__TAREFA DO EXERCÍCIO__. No excerto sobre calendários de cosméticos, o que é realmente um calendário, segundo a secção "O mau"?

__EXCERTO DO TEXTO__.
--------------------

A escolha mais sensata recai sobre uma marca que já conhece, ou que cumpre alguns dos requisitos que anda à procura – não testa em animais, é biológica, amiga do ambiente ou suporta pequenas comunidades produtoras pelo mundo – e cujos produtos queira experimentar. Ou seja, um valor seguro.

Além disso, o conteúdo não tem que ficar todo para si. Pode partilhar com a família e os amigos a alegria de abrir os presentes e de experimentar sem ter o compromisso de ficar com tudo.

 

O mau

Como diz o ditado, não há bela sem senão. Quando ponderar comprar um calendário, é muito importante vê-lo por aquilo que realmente é: um isco para um maior consumo de produtos da marca. É o golpe de marketing perfeito: a abertura de um novo produto dá aquela descarga de neurotransmissores da recompensa que é verdadeiramente viciante, e em 24 produtos, algum conquistará o coração do comprador, e consequentemente, a sua carteira.

Dê uma vista de olhos às suas gavetas e faça um diagnóstico, sem filtros nem piedade. Tem a casa cheia de produtos comprados por impulso, que iam ser a última coca-cola do deserto, mas nunca saíram da caixa? Tem mais batons e cremes de mãos do que seria humanamente possível gastar num ano, mesmo que os comesse em vez de os usar? Então talvez não seja altura de acrescentar mais tralha à coleção, mas sim de um exame ao que já tem em casa.

Se, pelo contrário, é bastante racional nas suas compras habituais e até tem “vagas por preencher” no staff dos cosméticos, passe ao passo seguinte: o escrutínio. Bem sei, é um autêntico spoiler ver de antemão que produtos há num calendário antes de o comprar, mas é a melhor forma de escolher o mais proveitoso para si.

O truque é fingir demência e esquecer o que está na lista. É fácil, basta juntar essa informação àquela gaveta velha e poeirenta do cérebro onde estão as eternas listas de afazeres não-urgentes (já trocou as pilhas da balança? Pois, bem me parecia) e projetos que nunca vão ver a luz do dia. Não invente: se não sabe o que almoçou ontem, muito menos vai saber o que sai no dia 17 do calendário.

--------------------

__REGISTOS DE DADOS__.

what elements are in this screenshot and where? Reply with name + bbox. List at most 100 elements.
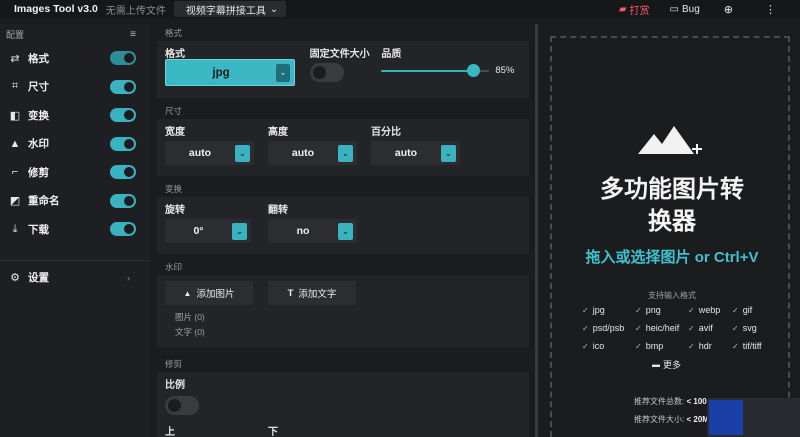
width-label: 宽度 (165, 126, 185, 138)
rotate-select[interactable]: 0° ⌄ (165, 219, 251, 243)
sidebar-item-transform[interactable]: ◧ 变换 (0, 101, 150, 130)
width-value: auto (188, 147, 212, 159)
format-item-label: psd/psb (592, 323, 625, 333)
flip-select[interactable]: no ⌄ (268, 219, 357, 243)
menu-icon[interactable]: ≡ (130, 29, 136, 40)
more-formats-button[interactable]: ▬ 更多 (652, 358, 681, 371)
chevron-down-icon: ⌄ (276, 63, 290, 82)
drop-zone-subtitle: 拖入或选择图片 or Ctrl+V (585, 249, 759, 266)
sidebar-item-size[interactable]: ⌗ 尺寸 (0, 73, 150, 102)
add-text-button[interactable]: T 添加文字 (268, 281, 356, 305)
sidebar-item-settings[interactable]: ⚙ 设置 › (0, 267, 150, 289)
format-item: ✓ svg (732, 323, 782, 333)
rename-icon: ◩ (9, 195, 21, 208)
flip-value: no (296, 225, 310, 237)
tool-select-label: 视频字幕拼接工具 (185, 5, 266, 17)
chevron-down-icon: ⌄ (235, 144, 250, 162)
settings-panel: 格式 格式 jpg ⌄ 固定文件大小 品质 85% 尺寸 宽度 auto ⌄ 高… (157, 24, 529, 437)
transform-toggle[interactable] (110, 108, 136, 123)
more-formats-label: 更多 (663, 360, 682, 370)
tip-button[interactable]: ▰ 打赏 (619, 2, 650, 17)
size-toggle[interactable] (110, 79, 136, 94)
trim-toggle[interactable] (110, 165, 136, 180)
watermark-toggle[interactable] (110, 136, 136, 151)
sidebar-item-download[interactable]: ⤓ 下载 (0, 215, 150, 244)
format-item-label: svg (742, 323, 757, 333)
globe-icon[interactable]: ⊕ (724, 3, 733, 16)
drop-zone-title-line2: 换器 (648, 208, 696, 235)
height-column: 高度 auto ⌄ (268, 123, 371, 165)
sidebar-item-watermark[interactable]: ▲ 水印 (0, 130, 150, 159)
fixed-size-column: 固定文件大小 (309, 45, 382, 86)
more-vertical-icon[interactable]: ⋮ (765, 3, 776, 16)
height-label: 高度 (268, 126, 288, 138)
sidebar-divider (0, 259, 150, 261)
height-value: auto (291, 147, 315, 159)
section-title-format: 格式 (165, 27, 183, 38)
download-toggle[interactable] (110, 222, 136, 237)
limit-count-value: < 100 (686, 397, 707, 406)
width-select[interactable]: auto ⌄ (165, 141, 254, 165)
scrollbar[interactable] (535, 24, 538, 437)
sidebar-item-trim[interactable]: ⌐ 修剪 (0, 158, 150, 187)
height-select[interactable]: auto ⌄ (268, 141, 357, 165)
flip-column: 翻转 no ⌄ (268, 201, 371, 243)
chevron-down-icon: ⌄ (232, 222, 247, 240)
chevron-down-icon: ⌄ (338, 222, 353, 240)
quality-slider-knob[interactable] (467, 64, 481, 77)
top-right-actions: ▰ 打赏 ▭ Bug ⊕ ⋮ (619, 0, 800, 18)
add-image-button[interactable]: ▲ 添加图片 (165, 281, 253, 305)
sidebar: 配置 ≡ ⇄ 格式 ⌗ 尺寸 ◧ 变换 ▲ 水印 ⌐ 修剪 ◩ 重命名 ⤓ 下载… (0, 24, 150, 437)
quality-slider[interactable]: 85% (381, 59, 521, 83)
format-item: ✓ jpg (582, 305, 635, 315)
check-icon: ✓ (582, 305, 589, 315)
sidebar-item-label: 尺寸 (28, 81, 49, 94)
quality-slider-fill (381, 70, 474, 72)
bug-button[interactable]: ▭ Bug (670, 4, 700, 15)
percent-select[interactable]: auto ⌄ (371, 141, 460, 165)
gear-icon: ⚙ (10, 272, 20, 284)
sidebar-item-label: 下载 (28, 223, 49, 236)
format-item: ✓ avif (688, 323, 732, 333)
format-item-label: ico (592, 341, 605, 351)
format-item-label: gif (742, 305, 753, 315)
chevron-right-icon: › (127, 272, 130, 283)
format-section: 格式 jpg ⌄ 固定文件大小 品质 85% (157, 41, 529, 98)
sidebar-item-rename[interactable]: ◩ 重命名 (0, 187, 150, 216)
sidebar-item-format[interactable]: ⇄ 格式 (0, 44, 150, 73)
drop-zone[interactable]: 多功能图片转 换器 拖入或选择图片 or Ctrl+V 支持输入格式 ✓ jpg … (550, 36, 790, 437)
text-count: 文字 (0) (175, 326, 205, 337)
sidebar-header: 配置 ≡ (0, 24, 150, 44)
transform-section: 旋转 0° ⌄ 翻转 no ⌄ (157, 197, 529, 254)
download-icon: ⤓ (12, 222, 18, 235)
format-item-label: hdr (698, 341, 712, 351)
rename-toggle[interactable] (110, 193, 136, 208)
format-toggle[interactable] (110, 51, 136, 66)
format-item: ✓ gif (732, 305, 782, 315)
site-watermark (707, 398, 800, 437)
ratio-toggle[interactable] (165, 396, 199, 415)
format-select[interactable]: jpg ⌄ (165, 59, 295, 86)
gift-icon: ▰ (618, 3, 627, 15)
tool-select[interactable]: 视频字幕拼接工具 ⌄ (173, 1, 287, 17)
percent-value: auto (394, 147, 418, 159)
quality-label: 品质 (381, 48, 402, 60)
sidebar-item-label: 修剪 (28, 166, 49, 179)
transform-icon: ◧ (9, 109, 21, 122)
section-title-size: 尺寸 (165, 105, 183, 116)
format-item-label: jpg (592, 305, 605, 315)
top-label: 上 (165, 426, 175, 437)
ratio-label: 比例 (165, 379, 185, 391)
rotate-column: 旋转 0° ⌄ (165, 201, 268, 243)
format-item: ✓ hdr (688, 341, 732, 351)
check-icon: ✓ (688, 341, 695, 351)
watermark-icon: ▲ (9, 137, 21, 150)
check-icon: ✓ (582, 323, 589, 333)
format-item: ✓ heic/heif (635, 323, 688, 333)
fixed-size-toggle[interactable] (309, 63, 344, 82)
section-title-watermark: 水印 (165, 261, 183, 272)
image-icon: ▲ (183, 288, 192, 298)
format-item: ✓ png (635, 305, 688, 315)
check-icon: ✓ (688, 323, 695, 333)
add-text-label: 添加文字 (298, 289, 337, 300)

--------------------

__RESPOSTA AO EXERCÍCIO__. Um isco para um maior consumo de produtos da marca.